• **Exercise objective**
Search the records for the word "JSON" and pick out every line that has it.

• **Task data**

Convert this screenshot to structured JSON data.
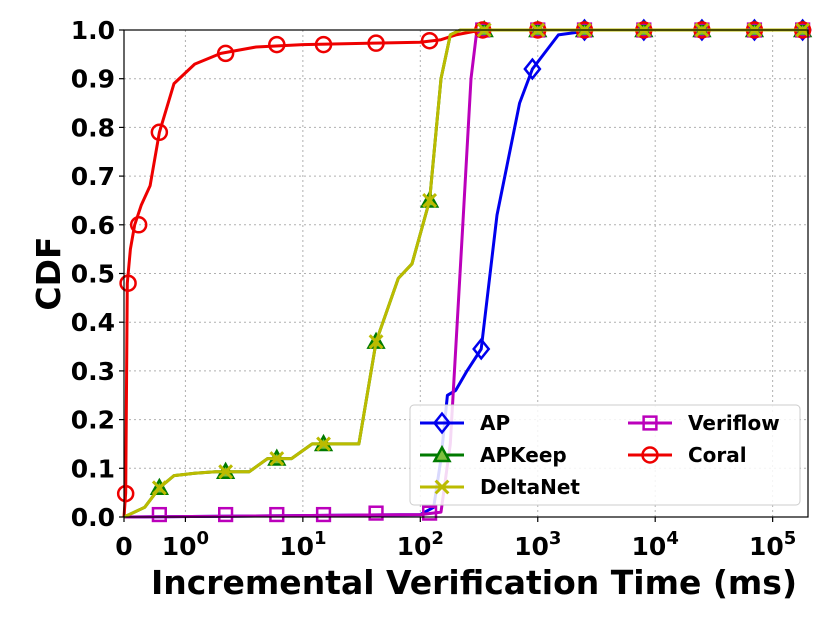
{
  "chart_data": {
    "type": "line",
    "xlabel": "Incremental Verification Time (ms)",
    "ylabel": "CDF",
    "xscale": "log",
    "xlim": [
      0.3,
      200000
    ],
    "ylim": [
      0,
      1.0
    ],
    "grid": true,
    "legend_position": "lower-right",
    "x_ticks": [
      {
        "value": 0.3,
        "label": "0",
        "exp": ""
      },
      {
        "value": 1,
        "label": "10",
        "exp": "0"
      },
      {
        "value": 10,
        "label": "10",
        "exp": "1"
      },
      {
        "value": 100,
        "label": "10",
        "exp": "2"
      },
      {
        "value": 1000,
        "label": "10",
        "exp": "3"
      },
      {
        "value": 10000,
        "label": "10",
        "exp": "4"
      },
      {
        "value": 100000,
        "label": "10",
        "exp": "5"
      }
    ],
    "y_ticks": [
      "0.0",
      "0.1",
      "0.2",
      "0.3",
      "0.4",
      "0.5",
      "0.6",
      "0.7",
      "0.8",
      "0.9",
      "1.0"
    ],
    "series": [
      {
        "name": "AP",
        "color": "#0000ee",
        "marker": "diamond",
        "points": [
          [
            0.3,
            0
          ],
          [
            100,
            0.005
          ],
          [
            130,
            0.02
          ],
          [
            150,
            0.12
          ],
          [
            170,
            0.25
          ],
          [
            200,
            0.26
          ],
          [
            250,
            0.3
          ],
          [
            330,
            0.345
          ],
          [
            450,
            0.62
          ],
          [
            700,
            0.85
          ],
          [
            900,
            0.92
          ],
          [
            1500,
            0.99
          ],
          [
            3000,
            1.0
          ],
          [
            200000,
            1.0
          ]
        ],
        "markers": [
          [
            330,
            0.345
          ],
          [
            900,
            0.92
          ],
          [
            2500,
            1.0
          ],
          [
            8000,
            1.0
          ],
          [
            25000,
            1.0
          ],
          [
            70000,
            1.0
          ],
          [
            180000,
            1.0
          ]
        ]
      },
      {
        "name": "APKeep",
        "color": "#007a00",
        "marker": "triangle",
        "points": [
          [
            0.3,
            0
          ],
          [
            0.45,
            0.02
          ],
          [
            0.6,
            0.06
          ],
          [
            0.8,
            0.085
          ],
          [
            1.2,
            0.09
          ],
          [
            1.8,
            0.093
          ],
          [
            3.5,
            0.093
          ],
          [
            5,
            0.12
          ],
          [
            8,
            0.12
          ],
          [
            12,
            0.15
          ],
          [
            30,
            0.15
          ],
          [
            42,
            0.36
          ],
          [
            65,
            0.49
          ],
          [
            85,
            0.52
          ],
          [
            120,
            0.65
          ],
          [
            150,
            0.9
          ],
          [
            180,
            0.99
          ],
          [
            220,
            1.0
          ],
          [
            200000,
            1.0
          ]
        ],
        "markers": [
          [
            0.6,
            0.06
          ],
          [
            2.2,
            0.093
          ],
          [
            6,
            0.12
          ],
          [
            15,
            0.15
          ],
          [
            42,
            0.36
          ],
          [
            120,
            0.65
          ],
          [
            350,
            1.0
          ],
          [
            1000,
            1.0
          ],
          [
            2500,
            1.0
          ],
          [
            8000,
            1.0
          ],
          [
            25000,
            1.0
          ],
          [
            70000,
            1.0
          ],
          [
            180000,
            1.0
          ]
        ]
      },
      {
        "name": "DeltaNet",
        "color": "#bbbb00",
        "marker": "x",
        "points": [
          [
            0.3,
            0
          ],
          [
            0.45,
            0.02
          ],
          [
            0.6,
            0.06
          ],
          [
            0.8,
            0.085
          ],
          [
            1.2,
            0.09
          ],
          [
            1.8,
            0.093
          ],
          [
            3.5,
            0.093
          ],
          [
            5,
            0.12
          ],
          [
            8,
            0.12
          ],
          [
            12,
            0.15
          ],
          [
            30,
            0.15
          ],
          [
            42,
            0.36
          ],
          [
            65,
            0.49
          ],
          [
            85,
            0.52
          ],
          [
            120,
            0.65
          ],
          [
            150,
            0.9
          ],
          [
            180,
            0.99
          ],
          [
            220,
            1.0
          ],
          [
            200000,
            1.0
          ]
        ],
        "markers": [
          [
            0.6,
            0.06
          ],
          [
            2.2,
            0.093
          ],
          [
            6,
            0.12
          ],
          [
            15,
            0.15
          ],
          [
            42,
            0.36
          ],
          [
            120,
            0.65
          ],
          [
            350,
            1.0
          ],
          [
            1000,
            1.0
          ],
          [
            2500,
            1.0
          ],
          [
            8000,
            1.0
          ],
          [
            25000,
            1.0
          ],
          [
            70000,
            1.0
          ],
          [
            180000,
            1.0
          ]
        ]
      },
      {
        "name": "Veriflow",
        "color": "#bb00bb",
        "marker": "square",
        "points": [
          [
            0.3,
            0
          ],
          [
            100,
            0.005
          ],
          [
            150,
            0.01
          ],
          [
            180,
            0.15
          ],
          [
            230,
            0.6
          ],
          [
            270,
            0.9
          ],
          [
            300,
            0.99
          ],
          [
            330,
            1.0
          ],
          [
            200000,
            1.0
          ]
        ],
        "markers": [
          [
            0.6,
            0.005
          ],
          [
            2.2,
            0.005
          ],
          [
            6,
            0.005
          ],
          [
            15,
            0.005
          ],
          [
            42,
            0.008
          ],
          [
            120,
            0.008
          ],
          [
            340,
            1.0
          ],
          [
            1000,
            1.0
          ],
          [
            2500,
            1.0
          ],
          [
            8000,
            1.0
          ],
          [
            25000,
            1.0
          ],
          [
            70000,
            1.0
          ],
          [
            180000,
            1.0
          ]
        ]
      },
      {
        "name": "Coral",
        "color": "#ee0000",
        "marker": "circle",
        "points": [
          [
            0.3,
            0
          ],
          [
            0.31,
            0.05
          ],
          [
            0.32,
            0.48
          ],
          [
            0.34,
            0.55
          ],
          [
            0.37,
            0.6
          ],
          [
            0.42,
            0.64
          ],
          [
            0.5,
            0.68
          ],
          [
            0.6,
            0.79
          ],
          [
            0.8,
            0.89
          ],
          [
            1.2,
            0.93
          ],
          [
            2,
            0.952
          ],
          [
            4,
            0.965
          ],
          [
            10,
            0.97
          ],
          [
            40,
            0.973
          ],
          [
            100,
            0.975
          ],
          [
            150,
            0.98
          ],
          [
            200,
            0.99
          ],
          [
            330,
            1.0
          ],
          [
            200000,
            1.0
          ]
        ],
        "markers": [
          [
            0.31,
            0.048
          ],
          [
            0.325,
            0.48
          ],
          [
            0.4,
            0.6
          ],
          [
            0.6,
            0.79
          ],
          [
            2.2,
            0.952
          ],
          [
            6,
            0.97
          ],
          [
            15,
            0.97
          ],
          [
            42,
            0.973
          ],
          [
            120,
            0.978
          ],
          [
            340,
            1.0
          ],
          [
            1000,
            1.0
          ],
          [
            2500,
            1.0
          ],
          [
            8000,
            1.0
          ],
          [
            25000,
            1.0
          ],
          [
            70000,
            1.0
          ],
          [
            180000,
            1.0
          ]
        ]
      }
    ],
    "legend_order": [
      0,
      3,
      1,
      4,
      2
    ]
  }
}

==

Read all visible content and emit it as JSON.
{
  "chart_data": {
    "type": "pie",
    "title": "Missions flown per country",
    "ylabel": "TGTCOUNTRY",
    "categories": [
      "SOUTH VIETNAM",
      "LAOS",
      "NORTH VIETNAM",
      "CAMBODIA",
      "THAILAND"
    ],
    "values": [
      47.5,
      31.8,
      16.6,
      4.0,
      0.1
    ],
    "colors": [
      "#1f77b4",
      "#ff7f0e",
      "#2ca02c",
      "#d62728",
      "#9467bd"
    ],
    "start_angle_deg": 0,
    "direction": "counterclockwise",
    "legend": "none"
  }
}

• **Answer for the task**
Convert this screenshot to structured JSON data.
Read all visible content and emit it as JSON.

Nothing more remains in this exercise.